Dataset entries:

..........

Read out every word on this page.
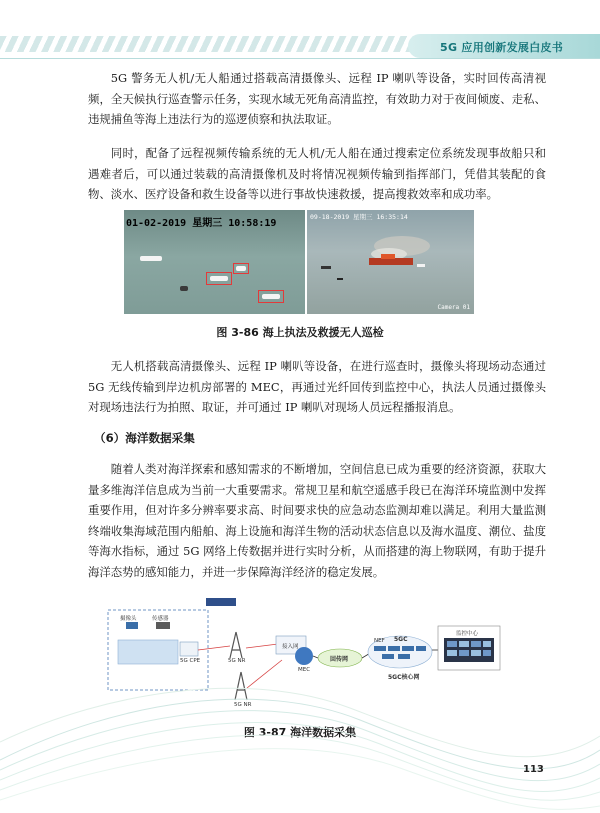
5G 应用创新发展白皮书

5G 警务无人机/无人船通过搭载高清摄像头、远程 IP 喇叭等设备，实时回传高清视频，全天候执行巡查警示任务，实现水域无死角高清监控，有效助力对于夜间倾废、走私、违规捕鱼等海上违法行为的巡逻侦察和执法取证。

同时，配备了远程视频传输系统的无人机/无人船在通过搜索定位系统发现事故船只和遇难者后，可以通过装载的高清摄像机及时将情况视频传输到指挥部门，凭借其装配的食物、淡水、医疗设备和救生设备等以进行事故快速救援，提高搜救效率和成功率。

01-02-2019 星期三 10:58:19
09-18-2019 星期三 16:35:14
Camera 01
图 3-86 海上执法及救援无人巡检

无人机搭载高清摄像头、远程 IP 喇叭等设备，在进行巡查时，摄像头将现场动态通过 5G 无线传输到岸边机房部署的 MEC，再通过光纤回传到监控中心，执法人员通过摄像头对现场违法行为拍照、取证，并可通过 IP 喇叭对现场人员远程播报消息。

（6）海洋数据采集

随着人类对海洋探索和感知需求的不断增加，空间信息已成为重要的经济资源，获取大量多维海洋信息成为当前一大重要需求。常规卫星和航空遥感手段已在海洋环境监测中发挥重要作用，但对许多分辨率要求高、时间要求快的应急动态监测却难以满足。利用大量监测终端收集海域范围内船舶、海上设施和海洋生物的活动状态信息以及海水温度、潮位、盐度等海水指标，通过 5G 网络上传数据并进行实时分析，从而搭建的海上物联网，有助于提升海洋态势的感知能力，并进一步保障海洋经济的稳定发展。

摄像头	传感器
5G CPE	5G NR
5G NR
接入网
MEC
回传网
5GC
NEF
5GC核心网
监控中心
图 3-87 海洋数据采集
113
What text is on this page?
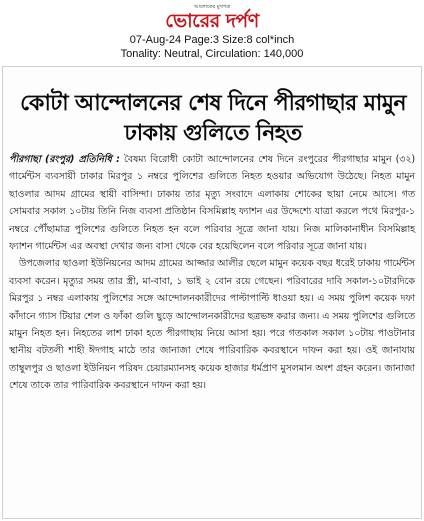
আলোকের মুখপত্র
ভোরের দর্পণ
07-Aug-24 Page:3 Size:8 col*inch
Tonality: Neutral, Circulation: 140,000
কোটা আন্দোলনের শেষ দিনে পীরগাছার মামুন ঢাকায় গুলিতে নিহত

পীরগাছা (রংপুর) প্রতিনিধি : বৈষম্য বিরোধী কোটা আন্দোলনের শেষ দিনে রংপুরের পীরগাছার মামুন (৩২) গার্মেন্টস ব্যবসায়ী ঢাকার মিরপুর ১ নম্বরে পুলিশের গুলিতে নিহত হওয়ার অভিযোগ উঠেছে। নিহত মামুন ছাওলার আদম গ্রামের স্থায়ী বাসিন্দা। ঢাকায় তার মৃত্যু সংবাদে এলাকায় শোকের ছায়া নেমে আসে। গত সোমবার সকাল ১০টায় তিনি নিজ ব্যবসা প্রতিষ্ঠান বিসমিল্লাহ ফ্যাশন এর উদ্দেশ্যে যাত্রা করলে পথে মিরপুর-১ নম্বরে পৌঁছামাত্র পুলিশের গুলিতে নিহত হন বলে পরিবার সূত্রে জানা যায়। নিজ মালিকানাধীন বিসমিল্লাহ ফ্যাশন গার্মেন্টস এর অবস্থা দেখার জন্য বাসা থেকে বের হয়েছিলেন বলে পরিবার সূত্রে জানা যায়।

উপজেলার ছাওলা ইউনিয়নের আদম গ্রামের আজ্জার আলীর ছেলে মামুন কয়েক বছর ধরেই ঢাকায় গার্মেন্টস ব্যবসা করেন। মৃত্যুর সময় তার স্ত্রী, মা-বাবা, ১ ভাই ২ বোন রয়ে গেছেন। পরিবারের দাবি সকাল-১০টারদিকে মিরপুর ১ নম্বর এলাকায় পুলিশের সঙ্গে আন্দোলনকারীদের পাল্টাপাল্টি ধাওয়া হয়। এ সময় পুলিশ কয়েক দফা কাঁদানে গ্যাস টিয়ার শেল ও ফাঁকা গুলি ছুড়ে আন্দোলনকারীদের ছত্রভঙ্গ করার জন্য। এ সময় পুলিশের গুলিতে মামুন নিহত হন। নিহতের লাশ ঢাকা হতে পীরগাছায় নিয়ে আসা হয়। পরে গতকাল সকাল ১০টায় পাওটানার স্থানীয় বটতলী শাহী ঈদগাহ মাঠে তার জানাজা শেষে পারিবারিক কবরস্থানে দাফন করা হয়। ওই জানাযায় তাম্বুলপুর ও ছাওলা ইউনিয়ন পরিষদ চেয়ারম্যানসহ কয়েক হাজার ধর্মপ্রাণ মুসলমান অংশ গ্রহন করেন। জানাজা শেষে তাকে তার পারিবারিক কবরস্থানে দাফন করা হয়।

..........

Omit every picture, and otherwise quote the entries exactly.

Read out every word on this page.
5G 应用创新发展白皮书

5G 警务无人机/无人船通过搭载高清摄像头、远程 IP 喇叭等设备，实时回传高清视频，全天候执行巡查警示任务，实现水域无死角高清监控，有效助力对于夜间倾废、走私、违规捕鱼等海上违法行为的巡逻侦察和执法取证。

同时，配备了远程视频传输系统的无人机/无人船在通过搜索定位系统发现事故船只和遇难者后，可以通过装载的高清摄像机及时将情况视频传输到指挥部门，凭借其装配的食物、淡水、医疗设备和救生设备等以进行事故快速救援，提高搜救效率和成功率。

01-02-2019 星期三 10:58:19
09-18-2019 星期三 16:35:14
Camera 01
图 3-86 海上执法及救援无人巡检

无人机搭载高清摄像头、远程 IP 喇叭等设备，在进行巡查时，摄像头将现场动态通过 5G 无线传输到岸边机房部署的 MEC，再通过光纤回传到监控中心，执法人员通过摄像头对现场违法行为拍照、取证，并可通过 IP 喇叭对现场人员远程播报消息。

（6）海洋数据采集

随着人类对海洋探索和感知需求的不断增加，空间信息已成为重要的经济资源，获取大量多维海洋信息成为当前一大重要需求。常规卫星和航空遥感手段已在海洋环境监测中发挥重要作用，但对许多分辨率要求高、时间要求快的应急动态监测却难以满足。利用大量监测终端收集海域范围内船舶、海上设施和海洋生物的活动状态信息以及海水温度、潮位、盐度等海水指标，通过 5G 网络上传数据并进行实时分析，从而搭建的海上物联网，有助于提升海洋态势的感知能力，并进一步保障海洋经济的稳定发展。

摄像头	传感器
5G CPE	5G NR
5G NR
接入网
MEC
回传网
5GC
NEF
5GC核心网
监控中心
图 3-87 海洋数据采集
113
What text is on this page?
আলোকের মুখপত্র
ভোরের দর্পণ
07-Aug-24 Page:3 Size:8 col*inch
Tonality: Neutral, Circulation: 140,000
কোটা আন্দোলনের শেষ দিনে পীরগাছার মামুন ঢাকায় গুলিতে নিহত

পীরগাছা (রংপুর) প্রতিনিধি : বৈষম্য বিরোধী কোটা আন্দোলনের শেষ দিনে রংপুরের পীরগাছার মামুন (৩২) গার্মেন্টস ব্যবসায়ী ঢাকার মিরপুর ১ নম্বরে পুলিশের গুলিতে নিহত হওয়ার অভিযোগ উঠেছে। নিহত মামুন ছাওলার আদম গ্রামের স্থায়ী বাসিন্দা। ঢাকায় তার মৃত্যু সংবাদে এলাকায় শোকের ছায়া নেমে আসে। গত সোমবার সকাল ১০টায় তিনি নিজ ব্যবসা প্রতিষ্ঠান বিসমিল্লাহ ফ্যাশন এর উদ্দেশ্যে যাত্রা করলে পথে মিরপুর-১ নম্বরে পৌঁছামাত্র পুলিশের গুলিতে নিহত হন বলে পরিবার সূত্রে জানা যায়। নিজ মালিকানাধীন বিসমিল্লাহ ফ্যাশন গার্মেন্টস এর অবস্থা দেখার জন্য বাসা থেকে বের হয়েছিলেন বলে পরিবার সূত্রে জানা যায়।

উপজেলার ছাওলা ইউনিয়নের আদম গ্রামের আজ্জার আলীর ছেলে মামুন কয়েক বছর ধরেই ঢাকায় গার্মেন্টস ব্যবসা করেন। মৃত্যুর সময় তার স্ত্রী, মা-বাবা, ১ ভাই ২ বোন রয়ে গেছেন। পরিবারের দাবি সকাল-১০টারদিকে মিরপুর ১ নম্বর এলাকায় পুলিশের সঙ্গে আন্দোলনকারীদের পাল্টাপাল্টি ধাওয়া হয়। এ সময় পুলিশ কয়েক দফা কাঁদানে গ্যাস টিয়ার শেল ও ফাঁকা গুলি ছুড়ে আন্দোলনকারীদের ছত্রভঙ্গ করার জন্য। এ সময় পুলিশের গুলিতে মামুন নিহত হন। নিহতের লাশ ঢাকা হতে পীরগাছায় নিয়ে আসা হয়। পরে গতকাল সকাল ১০টায় পাওটানার স্থানীয় বটতলী শাহী ঈদগাহ মাঠে তার জানাজা শেষে পারিবারিক কবরস্থানে দাফন করা হয়। ওই জানাযায় তাম্বুলপুর ও ছাওলা ইউনিয়ন পরিষদ চেয়ারম্যানসহ কয়েক হাজার ধর্মপ্রাণ মুসলমান অংশ গ্রহন করেন। জানাজা শেষে তাকে তার পারিবারিক কবরস্থানে দাফন করা হয়।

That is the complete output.